THE PROBLEM:
Go through the data below. Pull out every line that has the word "upper".

RAW RECORDS:
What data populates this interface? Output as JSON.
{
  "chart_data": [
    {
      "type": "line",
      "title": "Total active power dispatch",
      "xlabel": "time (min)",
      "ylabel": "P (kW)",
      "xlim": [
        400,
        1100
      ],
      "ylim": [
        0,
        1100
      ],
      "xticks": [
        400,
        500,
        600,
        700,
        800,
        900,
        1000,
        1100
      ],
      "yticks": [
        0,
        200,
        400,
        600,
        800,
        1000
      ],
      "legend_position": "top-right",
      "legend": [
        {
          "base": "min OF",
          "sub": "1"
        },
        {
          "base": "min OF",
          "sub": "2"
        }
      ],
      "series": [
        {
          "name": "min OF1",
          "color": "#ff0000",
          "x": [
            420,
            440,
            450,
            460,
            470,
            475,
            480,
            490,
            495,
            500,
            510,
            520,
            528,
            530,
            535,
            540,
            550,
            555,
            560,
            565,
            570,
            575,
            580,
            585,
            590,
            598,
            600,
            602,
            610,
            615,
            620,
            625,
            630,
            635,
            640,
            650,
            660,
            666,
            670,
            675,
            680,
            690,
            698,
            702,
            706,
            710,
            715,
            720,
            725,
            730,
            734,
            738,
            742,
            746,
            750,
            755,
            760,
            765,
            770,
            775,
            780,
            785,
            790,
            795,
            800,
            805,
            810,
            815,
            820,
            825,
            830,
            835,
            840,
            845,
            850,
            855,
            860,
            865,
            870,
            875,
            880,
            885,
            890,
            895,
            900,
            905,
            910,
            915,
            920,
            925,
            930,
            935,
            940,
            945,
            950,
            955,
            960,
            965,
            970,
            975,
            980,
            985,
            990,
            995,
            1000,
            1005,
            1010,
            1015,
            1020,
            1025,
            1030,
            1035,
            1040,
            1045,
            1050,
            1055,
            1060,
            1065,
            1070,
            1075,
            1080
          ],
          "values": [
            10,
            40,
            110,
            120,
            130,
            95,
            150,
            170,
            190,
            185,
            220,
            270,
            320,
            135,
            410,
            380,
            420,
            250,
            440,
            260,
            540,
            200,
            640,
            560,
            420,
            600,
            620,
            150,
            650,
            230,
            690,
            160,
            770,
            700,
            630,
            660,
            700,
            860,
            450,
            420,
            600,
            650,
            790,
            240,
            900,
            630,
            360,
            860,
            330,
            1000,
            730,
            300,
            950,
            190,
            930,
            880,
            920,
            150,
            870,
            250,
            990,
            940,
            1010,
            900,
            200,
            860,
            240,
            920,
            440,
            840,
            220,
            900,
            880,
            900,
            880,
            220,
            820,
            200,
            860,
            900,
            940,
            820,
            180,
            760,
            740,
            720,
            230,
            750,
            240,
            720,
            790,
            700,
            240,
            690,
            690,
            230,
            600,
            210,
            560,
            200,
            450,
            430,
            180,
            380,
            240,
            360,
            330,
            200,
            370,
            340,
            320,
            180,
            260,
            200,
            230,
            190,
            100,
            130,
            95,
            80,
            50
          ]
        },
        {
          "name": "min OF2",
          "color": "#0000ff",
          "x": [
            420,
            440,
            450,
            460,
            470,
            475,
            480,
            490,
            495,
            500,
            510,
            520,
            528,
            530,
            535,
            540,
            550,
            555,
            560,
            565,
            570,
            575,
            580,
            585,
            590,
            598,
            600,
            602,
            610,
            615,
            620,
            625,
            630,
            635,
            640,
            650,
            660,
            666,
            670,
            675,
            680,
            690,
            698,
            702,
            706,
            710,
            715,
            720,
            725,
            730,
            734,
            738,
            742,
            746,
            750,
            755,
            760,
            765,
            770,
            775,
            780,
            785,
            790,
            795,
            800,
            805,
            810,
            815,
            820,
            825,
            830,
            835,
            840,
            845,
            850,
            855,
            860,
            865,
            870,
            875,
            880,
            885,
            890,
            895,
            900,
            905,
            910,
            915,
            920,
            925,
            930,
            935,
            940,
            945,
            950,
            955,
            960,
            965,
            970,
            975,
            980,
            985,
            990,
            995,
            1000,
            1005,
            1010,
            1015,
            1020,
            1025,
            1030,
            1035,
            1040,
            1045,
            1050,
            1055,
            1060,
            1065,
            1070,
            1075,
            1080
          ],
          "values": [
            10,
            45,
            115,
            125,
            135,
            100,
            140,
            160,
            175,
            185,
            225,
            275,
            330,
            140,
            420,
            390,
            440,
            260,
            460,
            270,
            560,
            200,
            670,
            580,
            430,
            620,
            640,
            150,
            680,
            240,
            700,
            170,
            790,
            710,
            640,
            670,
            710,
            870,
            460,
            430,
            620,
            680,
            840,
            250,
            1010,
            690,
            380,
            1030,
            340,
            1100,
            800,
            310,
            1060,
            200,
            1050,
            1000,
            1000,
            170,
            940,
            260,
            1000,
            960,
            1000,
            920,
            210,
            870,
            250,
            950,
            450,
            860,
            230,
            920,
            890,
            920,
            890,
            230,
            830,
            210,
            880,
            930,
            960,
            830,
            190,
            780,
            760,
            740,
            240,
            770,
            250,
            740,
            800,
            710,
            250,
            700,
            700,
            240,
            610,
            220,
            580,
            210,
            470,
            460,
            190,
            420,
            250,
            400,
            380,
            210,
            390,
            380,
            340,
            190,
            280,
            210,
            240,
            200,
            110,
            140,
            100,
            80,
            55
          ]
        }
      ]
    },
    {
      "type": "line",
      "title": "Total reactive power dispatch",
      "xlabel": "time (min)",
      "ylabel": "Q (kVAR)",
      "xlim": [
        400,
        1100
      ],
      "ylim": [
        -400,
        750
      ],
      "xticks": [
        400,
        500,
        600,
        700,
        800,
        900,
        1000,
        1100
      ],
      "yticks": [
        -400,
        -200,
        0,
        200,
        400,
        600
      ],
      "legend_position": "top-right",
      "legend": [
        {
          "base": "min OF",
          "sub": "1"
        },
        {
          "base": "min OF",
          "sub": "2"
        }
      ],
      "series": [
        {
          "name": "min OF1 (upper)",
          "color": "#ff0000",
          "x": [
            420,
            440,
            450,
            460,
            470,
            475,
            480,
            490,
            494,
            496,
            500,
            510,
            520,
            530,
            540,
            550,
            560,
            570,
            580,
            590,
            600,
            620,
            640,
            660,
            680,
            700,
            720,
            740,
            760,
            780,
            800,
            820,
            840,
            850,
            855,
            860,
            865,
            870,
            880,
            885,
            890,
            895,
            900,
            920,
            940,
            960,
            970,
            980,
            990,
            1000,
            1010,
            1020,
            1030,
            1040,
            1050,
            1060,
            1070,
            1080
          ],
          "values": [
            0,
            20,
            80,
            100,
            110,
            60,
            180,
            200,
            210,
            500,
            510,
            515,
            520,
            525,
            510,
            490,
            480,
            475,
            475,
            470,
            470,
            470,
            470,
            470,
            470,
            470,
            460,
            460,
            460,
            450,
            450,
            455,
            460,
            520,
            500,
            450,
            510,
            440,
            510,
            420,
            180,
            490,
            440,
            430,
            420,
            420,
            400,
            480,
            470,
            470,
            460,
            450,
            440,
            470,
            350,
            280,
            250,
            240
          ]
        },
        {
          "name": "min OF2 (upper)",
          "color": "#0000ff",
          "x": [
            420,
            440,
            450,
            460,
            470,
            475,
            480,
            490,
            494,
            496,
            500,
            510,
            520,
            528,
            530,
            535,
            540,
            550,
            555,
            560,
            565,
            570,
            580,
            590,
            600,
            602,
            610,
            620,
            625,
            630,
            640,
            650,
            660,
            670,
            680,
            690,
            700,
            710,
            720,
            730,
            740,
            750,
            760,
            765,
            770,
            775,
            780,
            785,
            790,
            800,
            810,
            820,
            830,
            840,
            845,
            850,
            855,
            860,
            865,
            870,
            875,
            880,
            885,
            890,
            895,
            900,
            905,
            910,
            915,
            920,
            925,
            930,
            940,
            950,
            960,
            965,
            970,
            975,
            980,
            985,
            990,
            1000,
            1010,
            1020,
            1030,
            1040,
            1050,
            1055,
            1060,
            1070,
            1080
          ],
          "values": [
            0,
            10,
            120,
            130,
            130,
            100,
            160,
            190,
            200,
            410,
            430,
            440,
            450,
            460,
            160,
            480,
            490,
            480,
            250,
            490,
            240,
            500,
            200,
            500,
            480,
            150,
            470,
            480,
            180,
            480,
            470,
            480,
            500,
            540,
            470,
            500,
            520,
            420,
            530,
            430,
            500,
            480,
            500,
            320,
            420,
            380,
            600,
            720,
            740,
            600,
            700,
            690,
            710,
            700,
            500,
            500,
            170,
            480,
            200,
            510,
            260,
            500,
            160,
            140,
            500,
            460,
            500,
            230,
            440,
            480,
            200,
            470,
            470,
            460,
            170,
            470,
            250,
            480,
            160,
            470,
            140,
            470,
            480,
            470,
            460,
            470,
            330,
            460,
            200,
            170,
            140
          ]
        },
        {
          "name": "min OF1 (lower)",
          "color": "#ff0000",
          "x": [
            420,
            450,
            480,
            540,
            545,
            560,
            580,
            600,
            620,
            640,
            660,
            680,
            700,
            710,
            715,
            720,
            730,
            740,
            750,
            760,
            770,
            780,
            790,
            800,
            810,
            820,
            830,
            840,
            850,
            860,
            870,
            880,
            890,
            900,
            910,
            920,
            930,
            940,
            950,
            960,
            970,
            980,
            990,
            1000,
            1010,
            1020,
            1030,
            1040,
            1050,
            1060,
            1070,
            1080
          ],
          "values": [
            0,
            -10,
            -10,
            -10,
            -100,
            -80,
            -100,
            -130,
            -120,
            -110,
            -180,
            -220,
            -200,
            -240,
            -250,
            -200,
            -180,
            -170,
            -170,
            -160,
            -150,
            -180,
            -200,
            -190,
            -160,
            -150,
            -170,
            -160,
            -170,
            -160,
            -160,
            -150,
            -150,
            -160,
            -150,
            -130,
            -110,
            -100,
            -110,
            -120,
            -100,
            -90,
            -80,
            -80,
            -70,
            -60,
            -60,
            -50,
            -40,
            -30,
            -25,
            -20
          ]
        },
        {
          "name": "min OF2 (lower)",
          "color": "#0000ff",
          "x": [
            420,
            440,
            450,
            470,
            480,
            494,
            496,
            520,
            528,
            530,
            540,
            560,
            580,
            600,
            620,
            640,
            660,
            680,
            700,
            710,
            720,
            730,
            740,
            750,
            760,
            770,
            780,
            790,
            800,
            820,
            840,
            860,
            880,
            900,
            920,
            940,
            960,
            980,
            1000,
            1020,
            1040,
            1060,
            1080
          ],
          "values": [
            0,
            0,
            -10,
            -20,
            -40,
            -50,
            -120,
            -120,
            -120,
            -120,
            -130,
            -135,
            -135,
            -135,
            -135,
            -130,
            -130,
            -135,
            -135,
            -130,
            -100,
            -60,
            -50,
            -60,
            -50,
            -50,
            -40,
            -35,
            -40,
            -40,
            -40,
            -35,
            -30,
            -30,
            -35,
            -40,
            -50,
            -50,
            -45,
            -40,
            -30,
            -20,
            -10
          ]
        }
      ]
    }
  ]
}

RESULT FOR THIS EXERCISE:
          "name": "min OF1 (upper)",
          "name": "min OF2 (upper)",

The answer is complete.